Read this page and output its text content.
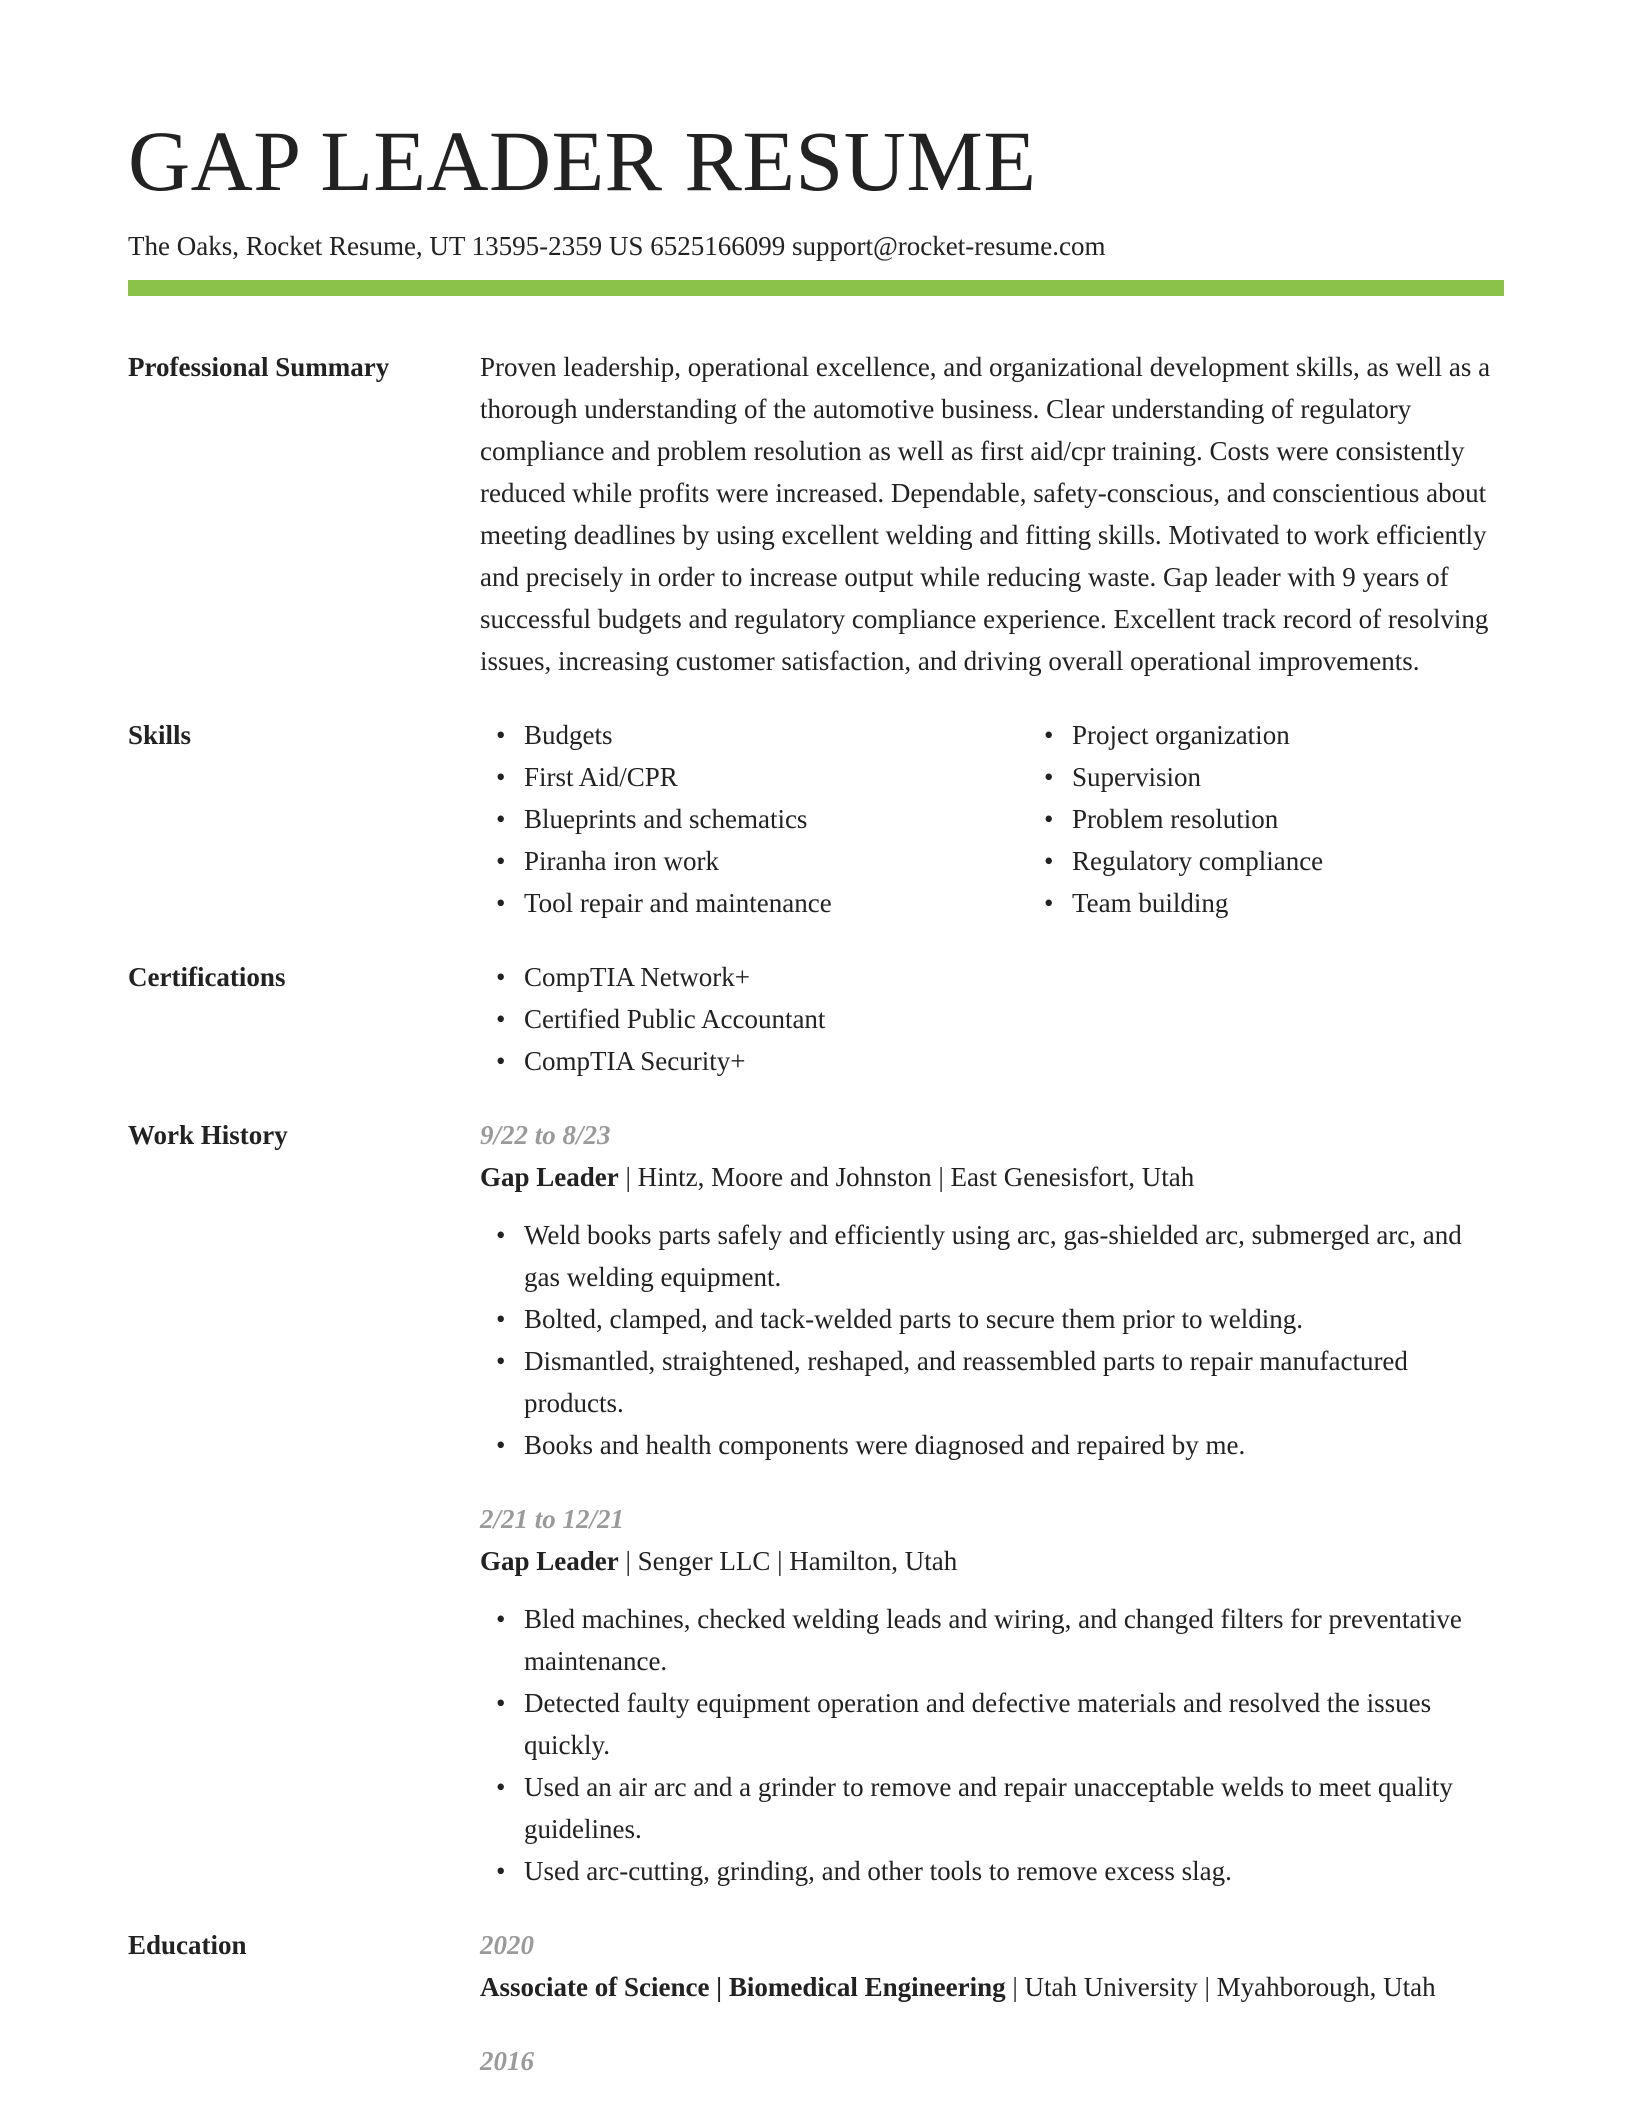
GAP LEADER RESUME
The Oaks, Rocket Resume, UT 13595-2359 US 6525166099 support@rocket-resume.com
Professional Summary	Proven leadership, operational excellence, and organizational development skills, as well as a thorough understanding of the automotive business. Clear understanding of regulatory compliance and problem resolution as well as first aid/cpr training. Costs were consistently reduced while profits were increased. Dependable, safety-conscious, and conscientious about meeting deadlines by using excellent welding and fitting skills. Motivated to work efficiently and precisely in order to increase output while reducing waste. Gap leader with 9 years of successful budgets and regulatory compliance experience. Excellent track record of resolving issues, increasing customer satisfaction, and driving overall operational improvements.
Skills	• Budgets
• First Aid/CPR
• Blueprints and schematics
• Piranha iron work
• Tool repair and maintenance
• Project organization
• Supervision
• Problem resolution
• Regulatory compliance
• Team building
Certifications	• CompTIA Network+
• Certified Public Accountant
• CompTIA Security+
Work History	9/22 to 8/23
Gap Leader | Hintz, Moore and Johnston | East Genesisfort, Utah
• Weld books parts safely and efficiently using arc, gas-shielded arc, submerged arc, and gas welding equipment.
• Bolted, clamped, and tack-welded parts to secure them prior to welding.
• Dismantled, straightened, reshaped, and reassembled parts to repair manufactured products.
• Books and health components were diagnosed and repaired by me.
2/21 to 12/21
Gap Leader | Senger LLC | Hamilton, Utah
• Bled machines, checked welding leads and wiring, and changed filters for preventative maintenance.
• Detected faulty equipment operation and defective materials and resolved the issues quickly.
• Used an air arc and a grinder to remove and repair unacceptable welds to meet quality guidelines.
• Used arc-cutting, grinding, and other tools to remove excess slag.
Education	2020
Associate of Science | Biomedical Engineering | Utah University | Myahborough, Utah
2016
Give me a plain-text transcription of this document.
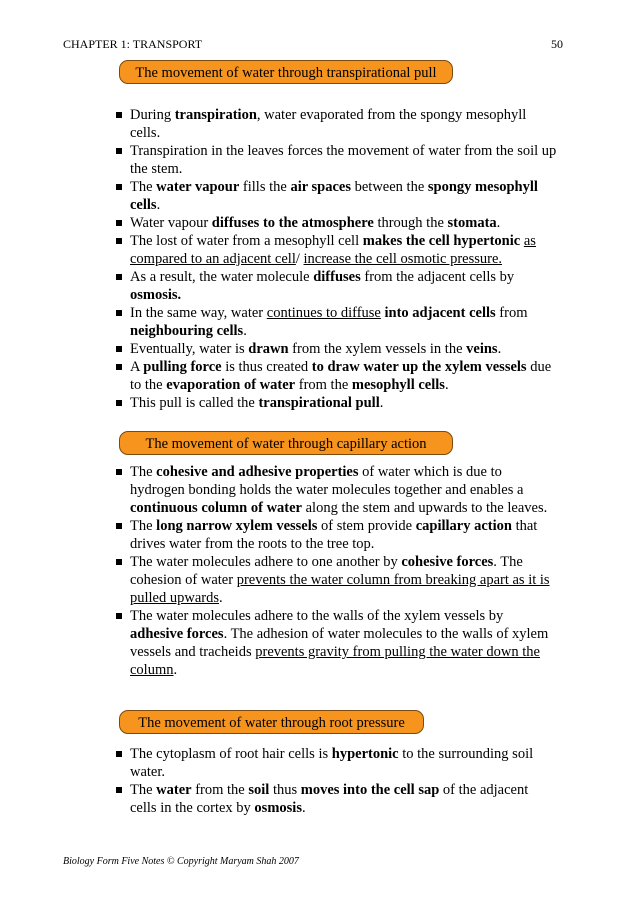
CHAPTER 1: TRANSPORT	50
The movement of water through transpirational pull
During transpiration, water evaporated from the spongy mesophyll cells.
Transpiration in the leaves forces the movement of water from the soil up the stem.
The water vapour fills the air spaces between the spongy mesophyll cells.
Water vapour diffuses to the atmosphere through the stomata.
The lost of water from a mesophyll cell makes the cell hypertonic as compared to an adjacent cell/ increase the cell osmotic pressure.
As a result, the water molecule diffuses from the adjacent cells by osmosis.
In the same way, water continues to diffuse into adjacent cells from neighbouring cells.
Eventually, water is drawn from the xylem vessels in the veins.
A pulling force is thus created to draw water up the xylem vessels due to the evaporation of water from the mesophyll cells.
This pull is called the transpirational pull.
The movement of water through capillary action
The cohesive and adhesive properties of water which is due to hydrogen bonding holds the water molecules together and enables a continuous column of water along the stem and upwards to the leaves.
The long narrow xylem vessels of stem provide capillary action that drives water from the roots to the tree top.
The water molecules adhere to one another by cohesive forces. The cohesion of water prevents the water column from breaking apart as it is pulled upwards.
The water molecules adhere to the walls of the xylem vessels by adhesive forces. The adhesion of water molecules to the walls of xylem vessels and tracheids prevents gravity from pulling the water down the column.
The movement of water through root pressure
The cytoplasm of root hair cells is hypertonic to the surrounding soil water.
The water from the soil thus moves into the cell sap of the adjacent cells in the cortex by osmosis.
Biology Form Five Notes © Copyright Maryam Shah 2007
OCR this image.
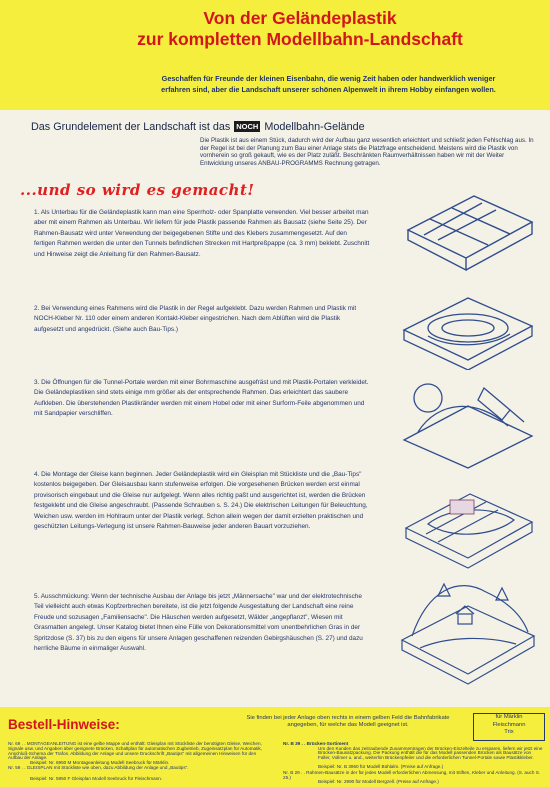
Von der Geländeplastik
zur kompletten Modellbahn-Landschaft
Geschaffen für Freunde der kleinen Eisenbahn, die wenig Zeit haben oder handwerklich weniger
erfahren sind, aber die Landschaft unserer schönen Alpenwelt in ihrem Hobby einfangen wollen.
Das Grundelement der Landschaft ist das NOCH Modellbahn-Gelände
Die Plastik ist aus einem Stück, dadurch wird der Aufbau ganz wesentlich erleichtert und schließt jeden Fehlschlag aus. In der Regel ist bei der Planung zum Bau einer Anlage stets die Platzfrage entscheidend. Meistens wird die Plastik von vornherein so groß gekauft, wie es der Platz zuläßt. Beschränkten Raumverhältnissen haben wir mit der Weiter Entwicklung unseres ANBAU-PROGRAMMS Rechnung getragen.
...und so wird es gemacht!
1. Als Unterbau für die Geländeplastik kann man eine Sperrholz- oder Spanplatte verwenden. Viel besser arbeitet man aber mit einem Rahmen als Unterbau. Wir liefern für jede Plastik passende Rahmen als Bausatz (siehe Seite 25). Der Rahmen-Bausatz wird unter Verwendung der beigegebenen Stifte und des Klebers zusammengesetzt. Auf den fertigen Rahmen werden die unter den Tunnels befindlichen Strecken mit Hartpreßpappe (ca. 3 mm) beklebt. Zuschnitt und Hinweise zeigt die Anleitung für den Rahmen-Bausatz.
2. Bei Verwendung eines Rahmens wird die Plastik in der Regel aufgeklebt. Dazu werden Rahmen und Plastik mit NOCH-Kleber Nr. 110 oder einem anderen Kontakt-Kleber eingestrichen. Nach dem Ablüften wird die Plastik aufgesetzt und angedrückt. (Siehe auch Bau-Tips.)
3. Die Öffnungen für die Tunnel-Portale werden mit einer Bohrmaschine ausgefräst und mit Plastik-Portalen verkleidet. Die Geländeplastiken sind stets einige mm größer als der entsprechende Rahmen. Das erleichtert das saubere Aufkleben. Die überstehenden Plastikränder werden mit einem Hobel oder mit einer Surform-Feile abgenommen und mit Sandpapier verschliffen.
4. Die Montage der Gleise kann beginnen. Jeder Geländeplastik wird ein Gleisplan mit Stückliste und die „Bau-Tips" kostenlos beigegeben. Der Gleisausbau kann stufenweise erfolgen. Die vorgesehenen Brücken werden erst einmal provisorisch eingebaut und die Gleise nur aufgelegt. Wenn alles richtig paßt und ausgerichtet ist, werden die Brücken festgeklebt und die Gleise angeschraubt. (Passende Schrauben s. S. 24.) Die elektrischen Leitungen für Beleuchtung, Weichen usw. werden im Hohlraum unter der Plastik verlegt. Schon allein wegen der damit erzielten praktischen und geschützten Leitungs-Verlegung ist unsere Rahmen-Bauweise jeder anderen Bauart vorzuziehen.
5. Ausschmückung: Wenn der technische Ausbau der Anlage bis jetzt „Männersache" war und der elektrotechnische Teil vielleicht auch etwas Kopfzerbrechen bereitete, ist die jetzt folgende Ausgestaltung der Landschaft eine reine Freude und sozusagen „Familiensache". Die Häuschen werden aufgesetzt, Wälder „angepflanzt", Wiesen mit Grasmatten angelegt. Unser Katalog bietet Ihnen eine Fülle von Dekorationsmittel vom unentbehrlichen Gras in der Spritzdose (S. 37) bis zu den eigens für unsere Anlagen geschaffenen reizenden Gebirgshäuschen (S. 27) und dazu herrliche Bäume in einmaliger Auswahl.
Bestell-Hinweise:	Sie finden bei jeder Anlage oben rechts in einem gelben Feld die Bahnfabrikate angegeben, für welche das Modell geeignet ist.
für Märklin
Fleischmann
Trix
Nr. 69 . . MONTAGEANLEITUNG ist eine gelbe Mappe und enthält: Gleisplan mit Stückliste der benötigten Gleise, Weichen, Signale usw. und Angaben über geeignete Brücken, Schaltplan für automatischen Zugbetrieb, Zugeinsatzplan für Automatik, Anschluß-Schema der Trafos. Abbildung der Anlage und unsere Druckschrift „Bautips" mit allgemeinen Hinweisen für den Aufbau der Anlage.
Beispiel: Nr. 6950 M Montageanleitung Modell Seebruck für Märklin.
Nr. 59 . . GLEISPLAN mit Stückliste wie oben, dazu Abbildung der Anlage und „Bautips".
Beispiel: Nr. 5950 F Gleisplan Modell Seebruck für Fleischmann.
Nr. B 39 . . Brücken-Sortiment
Um den Kunden das zeitraubende Zusammentragen der Brücken-Einzelteile zu ersparen, liefern wir jetzt eine Brücken-Bausatzpackung. Die Packung enthält die für das Modell passenden Brücken als Bausätze von Faller, Vollmer u. and., weiterhin Brückenpfeiler und die erforderlichen Tunnel-Portale sowie Plastikkleber.
Beispiel: Nr. B 3960 für Modell Bühlalm. (Preise auf Anfrage.)
Nr. B 29 . . Rahmen-Bausätze in der für jedes Modell erforderlichen Abmessung, mit Stiften, Kleber und Anleitung. (S. auch S. 25.)
Beispiel: Nr. 2990 für Modell Bergzell. (Preise auf Anfrage.)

════════════════

#### [What this task involves]
Across all the records above, find each line with "cohesive" in it and copy it.

#### [Expected output]
The cohesive and adhesive properties of water which is due to hydrogen bonding holds the water molecules together and enables a continuous column of water along the stem and upwards to the leaves.
The water molecules adhere to one another by cohesive forces. The cohesion of water prevents the water column from breaking apart as it is pulled upwards.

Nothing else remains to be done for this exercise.